Saved records
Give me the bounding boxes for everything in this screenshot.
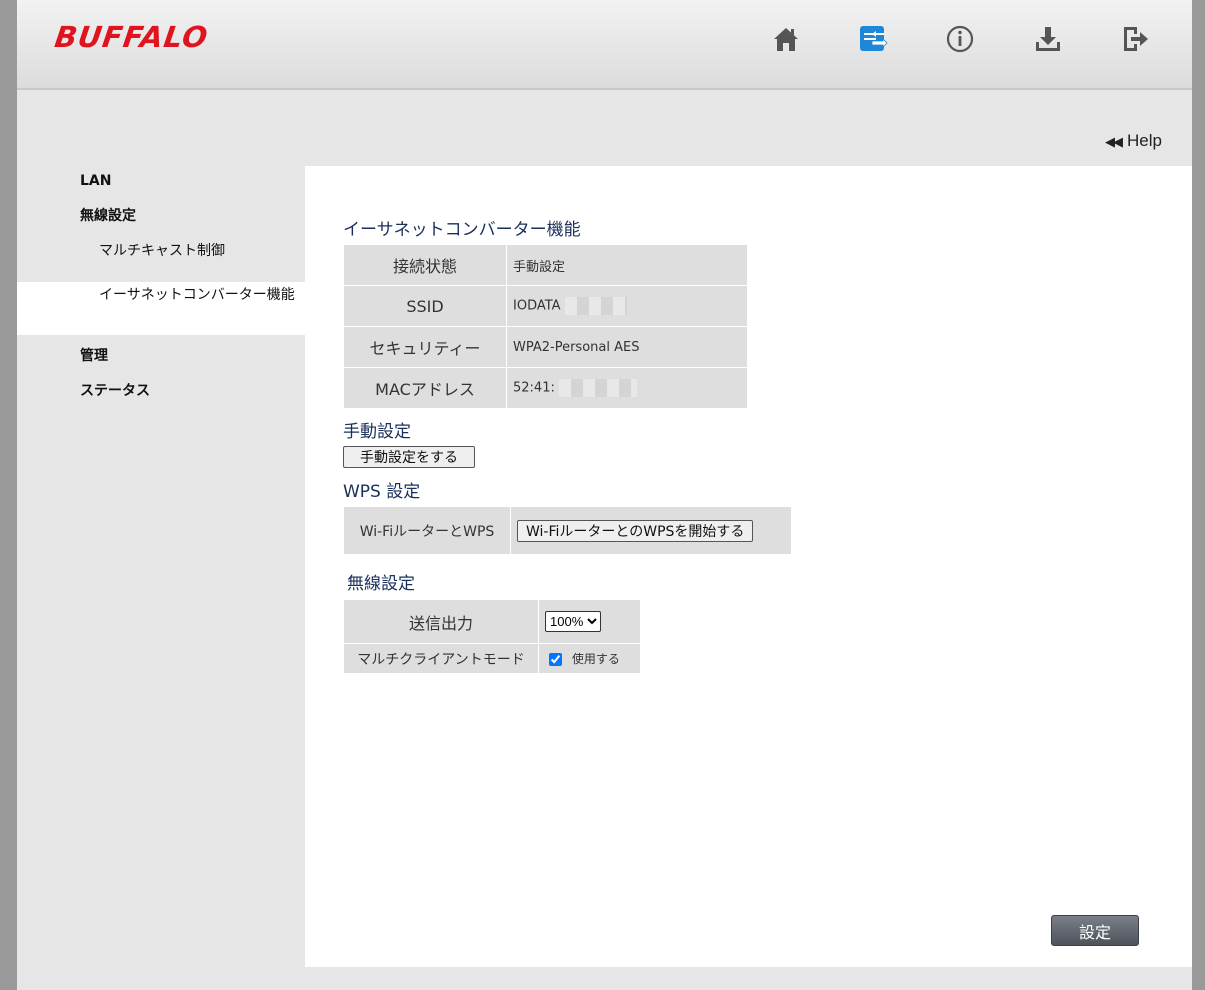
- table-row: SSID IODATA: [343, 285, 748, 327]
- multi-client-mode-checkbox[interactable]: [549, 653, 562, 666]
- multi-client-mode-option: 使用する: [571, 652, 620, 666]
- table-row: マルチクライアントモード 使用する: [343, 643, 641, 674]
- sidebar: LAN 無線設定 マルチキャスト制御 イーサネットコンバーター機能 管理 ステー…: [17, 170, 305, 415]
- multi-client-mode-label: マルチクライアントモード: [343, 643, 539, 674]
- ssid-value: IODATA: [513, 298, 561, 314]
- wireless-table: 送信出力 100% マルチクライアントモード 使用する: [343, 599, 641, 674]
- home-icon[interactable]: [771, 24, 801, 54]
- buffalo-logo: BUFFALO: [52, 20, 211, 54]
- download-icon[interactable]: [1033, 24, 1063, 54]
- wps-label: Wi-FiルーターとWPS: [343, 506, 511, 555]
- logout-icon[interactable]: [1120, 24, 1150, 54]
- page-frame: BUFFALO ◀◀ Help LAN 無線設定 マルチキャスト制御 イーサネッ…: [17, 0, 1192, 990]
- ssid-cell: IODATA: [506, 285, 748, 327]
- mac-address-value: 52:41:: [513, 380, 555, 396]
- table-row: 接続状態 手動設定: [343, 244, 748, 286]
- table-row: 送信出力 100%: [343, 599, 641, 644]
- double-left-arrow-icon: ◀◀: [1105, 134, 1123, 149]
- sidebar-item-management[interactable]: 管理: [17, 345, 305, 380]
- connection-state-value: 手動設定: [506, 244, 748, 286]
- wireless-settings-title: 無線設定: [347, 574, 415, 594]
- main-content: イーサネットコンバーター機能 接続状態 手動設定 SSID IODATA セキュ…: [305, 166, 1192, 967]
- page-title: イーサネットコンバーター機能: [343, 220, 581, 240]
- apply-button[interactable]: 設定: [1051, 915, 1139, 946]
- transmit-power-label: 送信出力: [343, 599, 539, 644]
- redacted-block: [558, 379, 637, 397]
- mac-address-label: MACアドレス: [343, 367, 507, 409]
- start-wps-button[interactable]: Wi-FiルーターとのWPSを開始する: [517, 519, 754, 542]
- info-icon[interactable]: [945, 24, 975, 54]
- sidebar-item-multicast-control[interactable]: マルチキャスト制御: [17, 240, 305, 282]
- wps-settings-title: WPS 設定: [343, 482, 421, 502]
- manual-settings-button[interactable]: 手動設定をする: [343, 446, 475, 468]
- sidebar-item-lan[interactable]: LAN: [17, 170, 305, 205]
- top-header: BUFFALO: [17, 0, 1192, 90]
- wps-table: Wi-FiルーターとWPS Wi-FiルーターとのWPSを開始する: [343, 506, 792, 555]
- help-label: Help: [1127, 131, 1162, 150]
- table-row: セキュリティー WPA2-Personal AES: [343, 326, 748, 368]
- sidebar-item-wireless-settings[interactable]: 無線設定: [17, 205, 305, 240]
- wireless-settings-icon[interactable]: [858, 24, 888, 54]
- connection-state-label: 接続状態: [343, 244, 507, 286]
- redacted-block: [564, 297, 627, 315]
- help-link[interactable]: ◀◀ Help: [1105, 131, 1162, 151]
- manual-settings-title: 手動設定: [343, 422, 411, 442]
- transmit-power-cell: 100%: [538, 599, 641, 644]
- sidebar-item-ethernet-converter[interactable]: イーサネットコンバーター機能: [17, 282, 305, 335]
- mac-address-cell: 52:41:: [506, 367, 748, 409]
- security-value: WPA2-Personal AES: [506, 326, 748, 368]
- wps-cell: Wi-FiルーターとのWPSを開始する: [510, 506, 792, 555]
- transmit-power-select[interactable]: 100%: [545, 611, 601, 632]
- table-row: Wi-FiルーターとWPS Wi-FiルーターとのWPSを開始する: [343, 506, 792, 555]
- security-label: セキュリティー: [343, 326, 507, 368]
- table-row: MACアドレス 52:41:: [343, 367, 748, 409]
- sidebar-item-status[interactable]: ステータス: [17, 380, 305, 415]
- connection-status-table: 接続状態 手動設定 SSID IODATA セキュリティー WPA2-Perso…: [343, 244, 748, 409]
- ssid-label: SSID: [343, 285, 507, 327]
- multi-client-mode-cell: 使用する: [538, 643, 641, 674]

■ What this task involves
Convert the lines from the one containing "- table-row: SSID" to the one containing "- help-label: Help: [1127, 131, 1162, 150]" into a JSON list of strings, one string per line, leaving out any blank lines.

■ Result of the exercise
[
  "- table-row: SSID IODATA: [343, 285, 748, 327]",
  "- multi-client-mode-checkbox[interactable]: [549, 653, 562, 666]",
  "- multi-client-mode-option: 使用する: [571, 652, 620, 666]",
  "- table-row: マルチクライアントモード 使用する: [343, 643, 641, 674]",
  "- sidebar: LAN 無線設定 マルチキャスト制御 イーサネットコンバーター機能 管理 ステー…: [17, 170, 305, 415]",
  "- multi-client-mode-label: マルチクライアントモード: [343, 643, 539, 674]",
  "- ssid-value: IODATA: [513, 298, 561, 314]",
  "- wireless-table: 送信出力 100% マルチクライアントモード 使用する: [343, 599, 641, 674]",
  "- home-icon[interactable]: [771, 24, 801, 54]",
  "- buffalo-logo: BUFFALO: [52, 20, 211, 54]",
  "- download-icon[interactable]: [1033, 24, 1063, 54]",
  "- wps-label: Wi-FiルーターとWPS: [343, 506, 511, 555]",
  "- logout-icon[interactable]: [1120, 24, 1150, 54]",
  "- page-frame: BUFFALO ◀◀ Help LAN 無線設定 マルチキャスト制御 イーサネッ…: [17, 0, 1192, 990]",
  "- ssid-cell: IODATA: [506, 285, 748, 327]",
  "- mac-address-value: 52:41:: [513, 380, 555, 396]",
  "- table-row: 接続状態 手動設定: [343, 244, 748, 286]",
  "- table-row: 送信出力 100%: [343, 599, 641, 644]",
  "- double-left-arrow-icon: ◀◀: [1105, 134, 1123, 149]",
  "- sidebar-item-management[interactable]: 管理: [17, 345, 305, 380]",
  "- connection-state-value: 手動設定: [506, 244, 748, 286]",
  "- wireless-settings-title: 無線設定: [347, 574, 415, 594]",
  "- main-content: イーサネットコンバーター機能 接続状態 手動設定 SSID IODATA セキュ…: [305, 166, 1192, 967]",
  "- page-title: イーサネットコンバーター機能: [343, 220, 581, 240]",
  "- apply-button[interactable]: 設定: [1051, 915, 1139, 946]",
  "- transmit-power-label: 送信出力: [343, 599, 539, 644]",
  "- redacted-block: [558, 379, 637, 397]",
  "- mac-address-label: MACアドレス: [343, 367, 507, 409]",
  "- start-wps-button[interactable]: Wi-FiルーターとのWPSを開始する: [517, 519, 754, 542]",
  "- info-icon[interactable]: [945, 24, 975, 54]",
  "- sidebar-item-multicast-control[interactable]: マルチキャスト制御: [17, 240, 305, 282]",
  "- wps-settings-title: WPS 設定: [343, 482, 421, 502]",
  "- manual-settings-button[interactable]: 手動設定をする: [343, 446, 475, 468]",
  "- sidebar-item-lan[interactable]: LAN: [17, 170, 305, 205]",
  "- top-header: BUFFALO: [17, 0, 1192, 90]",
  "- wps-table: Wi-FiルーターとWPS Wi-FiルーターとのWPSを開始する: [343, 506, 792, 555]",
  "- help-label: Help: [1127, 131, 1162, 150]"
]